Instructions to follow: Repeat the line that contains "Read this page and output its text content." and all lines after it through the end, exactly as they are, minus the pictures.

Data records:
<<<<
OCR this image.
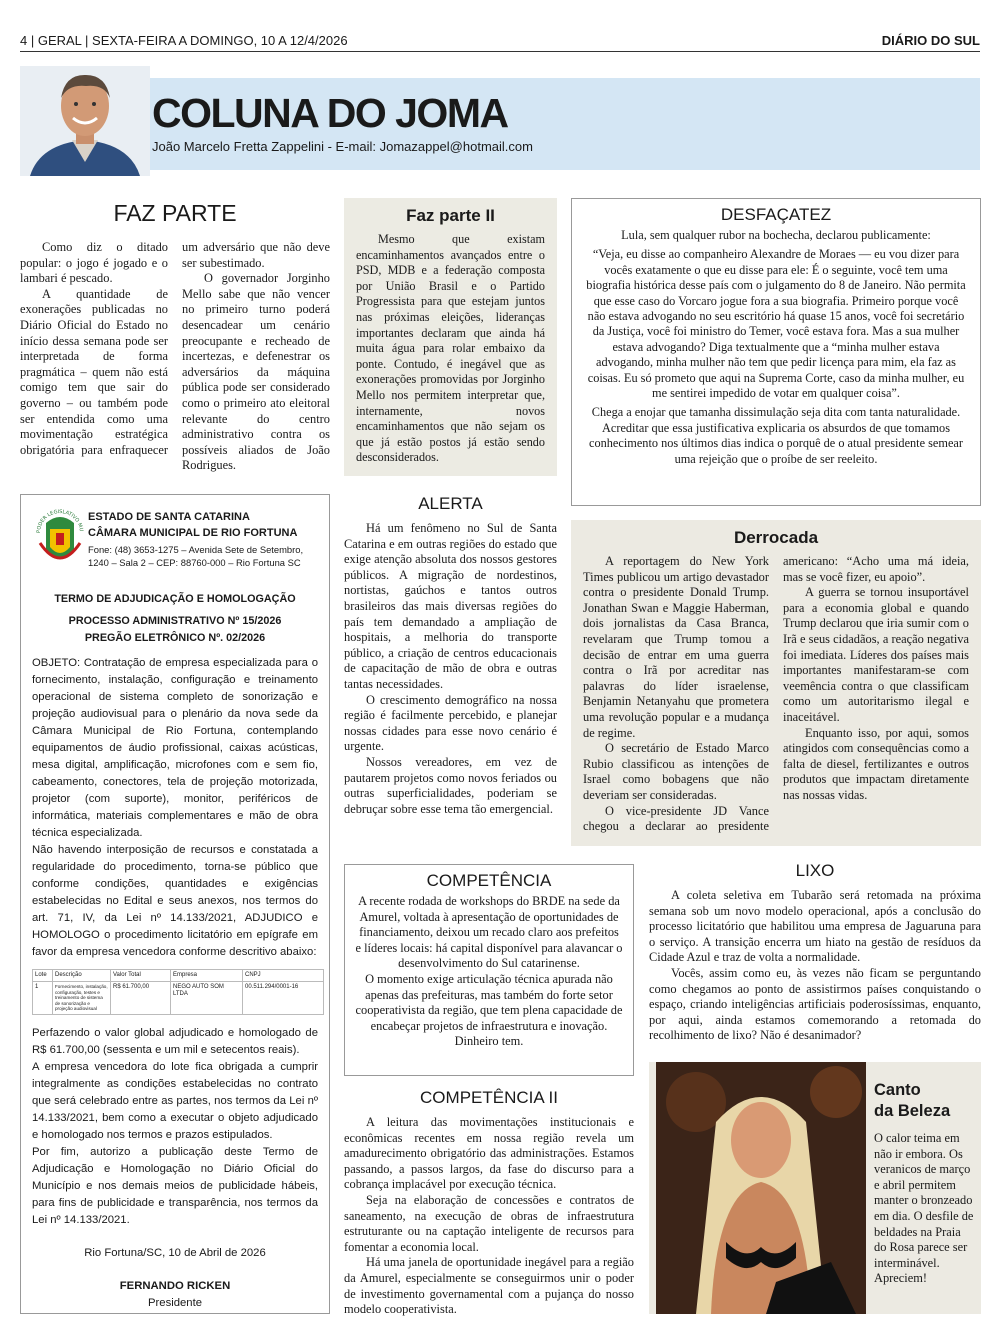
4 | GERAL | SEXTA-FEIRA A DOMINGO, 10 A 12/4/2026	DIÁRIO DO SUL
COLUNA DO JOMA
João Marcelo Fretta Zappelini - E-mail: Jomazappel@hotmail.com
FAZ PARTE

Como diz o ditado popular: o jogo é jogado e o lambari é pescado.

A quantidade de exonerações publicadas no Diário Oficial do Estado no início dessa semana pode ser interpretada de forma pragmática – quem não está comigo tem que sair do governo – ou também pode ser entendida como uma movimentação estratégica obrigatória para enfraquecer um adversário que não deve ser subestimado.

O governador Jorginho Mello sabe que não vencer no primeiro turno poderá desencadear um cenário preocupante e recheado de incertezas, e defenestrar os adversários da máquina pública pode ser considerado como o primeiro ato eleitoral relevante do centro administrativo contra os possíveis aliados de João Rodrigues.

Faz parte II

Mesmo que existam encaminhamentos avançados entre o PSD, MDB e a federação composta por União Brasil e o Partido Progressista para que estejam juntos nas próximas eleições, lideranças importantes declaram que ainda há muita água para rolar embaixo da ponte. Contudo, é inegável que as exonerações promovidas por Jorginho Mello nos permitem interpretar que, internamente, novos encaminhamentos que não sejam os que já estão postos já estão sendo desconsiderados.

DESFAÇATEZ

Lula, sem qualquer rubor na bochecha, declarou publicamente:

“Veja, eu disse ao companheiro Alexandre de Moraes — eu vou dizer para vocês exatamente o que eu disse para ele: É o seguinte, você tem uma biografia histórica desse país com o julgamento do 8 de Janeiro. Não permita que esse caso do Vorcaro jogue fora a sua biografia. Primeiro porque você não estava advogando no seu escritório há quase 15 anos, você foi secretário da Justiça, você foi ministro do Temer, você estava fora. Mas a sua mulher estava advogando? Diga textualmente que a “minha mulher estava advogando, minha mulher não tem que pedir licença para mim, ela faz as coisas. Eu só prometo que aqui na Suprema Corte, caso da minha mulher, eu me sentirei impedido de votar em qualquer coisa”.

Chega a enojar que tamanha dissimulação seja dita com tanta naturalidade. Acreditar que essa justificativa explicaria os absurdos de que tomamos conhecimento nos últimos dias indica o porquê de o atual presidente semear uma rejeição que o proíbe de ser reeleito.

ALERTA

Há um fenômeno no Sul de Santa Catarina e em outras regiões do estado que exige atenção absoluta dos nossos gestores públicos. A migração de nordestinos, nortistas, gaúchos e tantos outros brasileiros das mais diversas regiões do país tem demandado a ampliação de hospitais, a melhoria do transporte público, a criação de centros educacionais de capacitação de mão de obra e outras tantas necessidades.

O crescimento demográfico na nossa região é facilmente percebido, e planejar nossas cidades para esse novo cenário é urgente.

Nossos vereadores, em vez de pautarem projetos como novos feriados ou outras superficialidades, poderiam se debruçar sobre esse tema tão emergencial.

Derrocada

A reportagem do New York Times publicou um artigo devastador contra o presidente Donald Trump. Jonathan Swan e Maggie Haberman, dois jornalistas da Casa Branca, revelaram que Trump tomou a decisão de entrar em uma guerra contra o Irã por acreditar nas palavras do líder israelense, Benjamin Netanyahu que prometera uma revolução popular e a mudança de regime.

O secretário de Estado Marco Rubio classificou as intenções de Israel como bobagens que não deveriam ser consideradas.

O vice-presidente JD Vance chegou a declarar ao presidente americano: “Acho uma má ideia, mas se você fizer, eu apoio”.

A guerra se tornou insuportável para a economia global e quando Trump declarou que iria sumir com o Irã e seus cidadãos, a reação negativa foi imediata. Líderes dos países mais importantes manifestaram-se com veemência contra o que classificam como um autoritarismo ilegal e inaceitável.

Enquanto isso, por aqui, somos atingidos com consequências como a falta de diesel, fertilizantes e outros produtos que impactam diretamente nas nossas vidas.

COMPETÊNCIA

A recente rodada de workshops do BRDE na sede da Amurel, voltada à apresentação de oportunidades de financiamento, deixou um recado claro aos prefeitos e líderes locais: há capital disponível para alavancar o desenvolvimento do Sul catarinense.

O momento exige articulação técnica apurada não apenas das prefeituras, mas também do forte setor cooperativista da região, que tem plena capacidade de encabeçar projetos de infraestrutura e inovação. Dinheiro tem.

COMPETÊNCIA II

A leitura das movimentações institucionais e econômicas recentes em nossa região revela um amadurecimento obrigatório das administrações. Estamos passando, a passos largos, da fase do discurso para a cobrança implacável por execução técnica.

Seja na elaboração de concessões e contratos de saneamento, na execução de obras de infraestrutura estruturante ou na captação inteligente de recursos para fomentar a economia local.

Há uma janela de oportunidade inegável para a região da Amurel, especialmente se conseguirmos unir o poder de investimento governamental com a pujança do nosso modelo cooperativista.

LIXO

A coleta seletiva em Tubarão será retomada na próxima semana sob um novo modelo operacional, após a conclusão do processo licitatório que habilitou uma empresa de Jaguaruna para o serviço. A transição encerra um hiato na gestão de resíduos da Cidade Azul e traz de volta a normalidade.

Vocês, assim como eu, às vezes não ficam se perguntando como chegamos ao ponto de assistirmos países conquistando o espaço, criando inteligências artificiais poderosíssimas, enquanto, por aqui, ainda estamos comemorando a retomada do recolhimento de lixo? Não é desanimador?

Canto
da Beleza
O calor teima em não ir embora. Os veranicos de março e abril permitem manter o bronzeado em dia. O desfile de beldades na Praia do Rosa parece ser interminável. Apreciem!
PODER LEGISLATIVO MU
ESTADO DE SANTA CATARINA
CÂMARA MUNICIPAL DE RIO FORTUNA
Fone: (48) 3653-1275 – Avenida Sete de Setembro, 1240 – Sala 2 – CEP: 88760-000 – Rio Fortuna SC
TERMO DE ADJUDICAÇÃO E HOMOLOGAÇÃO
PROCESSO ADMINISTRATIVO Nº 15/2026
PREGÃO ELETRÔNICO Nº. 02/2026
OBJETO: Contratação de empresa especializada para o fornecimento, instalação, configuração e treinamento operacional de sistema completo de sonorização e projeção audiovisual para o plenário da nova sede da Câmara Municipal de Rio Fortuna, contemplando equipamentos de áudio profissional, caixas acústicas, mesa digital, amplificação, microfones com e sem fio, cabeamento, conectores, tela de projeção motorizada, projetor (com suporte), monitor, periféricos de informática, materiais complementares e mão de obra técnica especializada.
Não havendo interposição de recursos e constatada a regularidade do procedimento, torna-se público que conforme condições, quantidades e exigências estabelecidas no Edital e seus anexos, nos termos do art. 71, IV, da Lei nº 14.133/2021, ADJUDICO e HOMOLOGO o procedimento licitatório em epígrafe em favor da empresa vencedora conforme descritivo abaixo:
Lote	Descrição	Valor Total	Empresa	CNPJ
1	Fornecimento, instalação, configuração, testes e treinamento de sistema de sonorização e projeção audiovisual	R$ 61.700,00	NEGO AUTO SOM LTDA	00.511.294/0001-16
Perfazendo o valor global adjudicado e homologado de R$ 61.700,00 (sessenta e um mil e setecentos reais).
A empresa vencedora do lote fica obrigada a cumprir integralmente as condições estabelecidas no contrato que será celebrado entre as partes, nos termos da Lei nº 14.133/2021, bem como a executar o objeto adjudicado e homologado nos termos e prazos estipulados.
Por fim, autorizo a publicação deste Termo de Adjudicação e Homologação no Diário Oficial do Município e nos demais meios de publicidade hábeis, para fins de publicidade e transparência, nos termos da Lei nº 14.133/2021.
Rio Fortuna/SC, 10 de Abril de 2026
FERNANDO RICKEN
Presidente
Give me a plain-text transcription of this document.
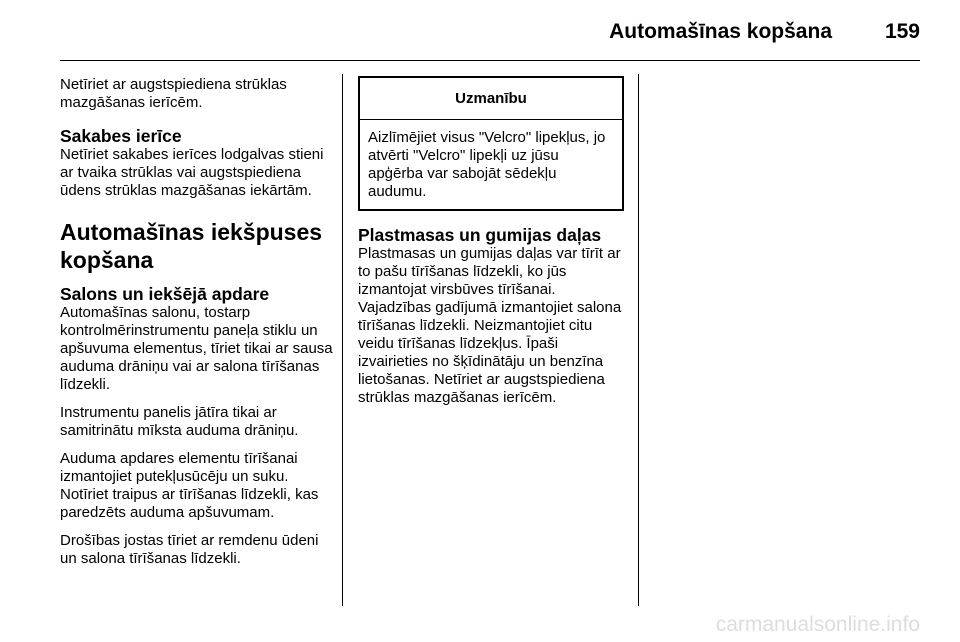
Automašīnas kopšana	159

Netīriet ar augstspiediena strūklas mazgāšanas ierīcēm.

Sakabes ierīce

Netīriet sakabes ierīces lodgalvas stieni ar tvaika strūklas vai augstspiediena ūdens strūklas mazgāšanas iekārtām.

Automašīnas iekšpuses kopšana
Salons un iekšējā apdare

Automašīnas salonu, tostarp kontrolmērinstrumentu paneļa stiklu un apšuvuma elementus, tīriet tikai ar sausa auduma drāniņu vai ar salona tīrīšanas līdzekli.

Instrumentu panelis jātīra tikai ar samitrinātu mīksta auduma drāniņu.

Auduma apdares elementu tīrīšanai izmantojiet putekļusūcēju un suku. Notīriet traipus ar tīrīšanas līdzekli, kas paredzēts auduma apšuvumam.

Drošības jostas tīriet ar remdenu ūdeni un salona tīrīšanas līdzekli.

Uzmanību
Aizlīmējiet visus "Velcro" lipekļus, jo atvērti "Velcro" lipekļi uz jūsu apģērba var sabojāt sēdekļu audumu.
Plastmasas un gumijas daļas

Plastmasas un gumijas daļas var tīrīt ar to pašu tīrīšanas līdzekli, ko jūs izmantojat virsbūves tīrīšanai. Vajadzības gadījumā izmantojiet salona tīrīšanas līdzekli. Neizmantojiet citu veidu tīrīšanas līdzekļus. Īpaši izvairieties no šķīdinātāju un benzīna lietošanas. Netīriet ar augstspiediena strūklas mazgāšanas ierīcēm.

carmanualsonline.info
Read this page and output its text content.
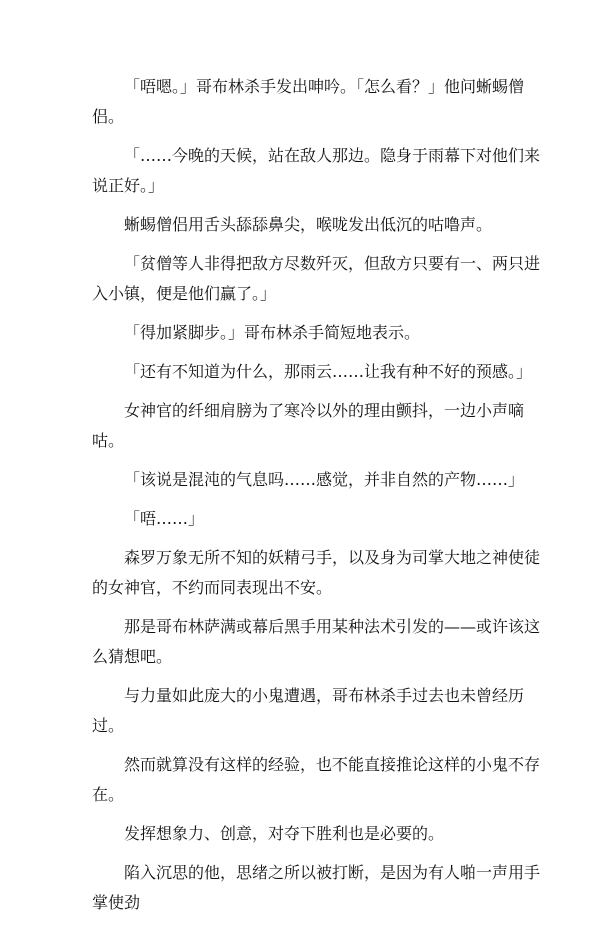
「唔嗯。」哥布林杀手发出呻吟。「怎么看？」他问蜥蜴僧侣。

「……今晚的天候，站在敌人那边。隐身于雨幕下对他们来说正好。」

蜥蜴僧侣用舌头舔舔鼻尖，喉咙发出低沉的咕噜声。

「贫僧等人非得把敌方尽数歼灭，但敌方只要有一、两只进入小镇，便是他们赢了。」

「得加紧脚步。」哥布林杀手简短地表示。

「还有不知道为什么，那雨云……让我有种不好的预感。」

女神官的纤细肩膀为了寒冷以外的理由颤抖，一边小声嘀咕。

「该说是混沌的气息吗……感觉，并非自然的产物……」

「唔……」

森罗万象无所不知的妖精弓手，以及身为司掌大地之神使徒的女神官，不约而同表现出不安。

那是哥布林萨满或幕后黑手用某种法术引发的——或许该这么猜想吧。

与力量如此庞大的小鬼遭遇，哥布林杀手过去也未曾经历过。

然而就算没有这样的经验，也不能直接推论这样的小鬼不存在。

发挥想象力、创意，对夺下胜利也是必要的。

陷入沉思的他，思绪之所以被打断，是因为有人啪一声用手掌使劲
>>>>
Response to the exercise:
Read this page and output its text content.
「唔嗯。」哥布林杀手发出呻吟。「怎么看？」他问蜥蜴僧侣。

「……今晚的天候，站在敌人那边。隐身于雨幕下对他们来说正好。」

蜥蜴僧侣用舌头舔舔鼻尖，喉咙发出低沉的咕噜声。

「贫僧等人非得把敌方尽数歼灭，但敌方只要有一、两只进入小镇，便是他们赢了。」

「得加紧脚步。」哥布林杀手简短地表示。

「还有不知道为什么，那雨云……让我有种不好的预感。」

女神官的纤细肩膀为了寒冷以外的理由颤抖，一边小声嘀咕。

「该说是混沌的气息吗……感觉，并非自然的产物……」

「唔……」

森罗万象无所不知的妖精弓手，以及身为司掌大地之神使徒的女神官，不约而同表现出不安。

那是哥布林萨满或幕后黑手用某种法术引发的——或许该这么猜想吧。

与力量如此庞大的小鬼遭遇，哥布林杀手过去也未曾经历过。

然而就算没有这样的经验，也不能直接推论这样的小鬼不存在。

发挥想象力、创意，对夺下胜利也是必要的。

陷入沉思的他，思绪之所以被打断，是因为有人啪一声用手掌使劲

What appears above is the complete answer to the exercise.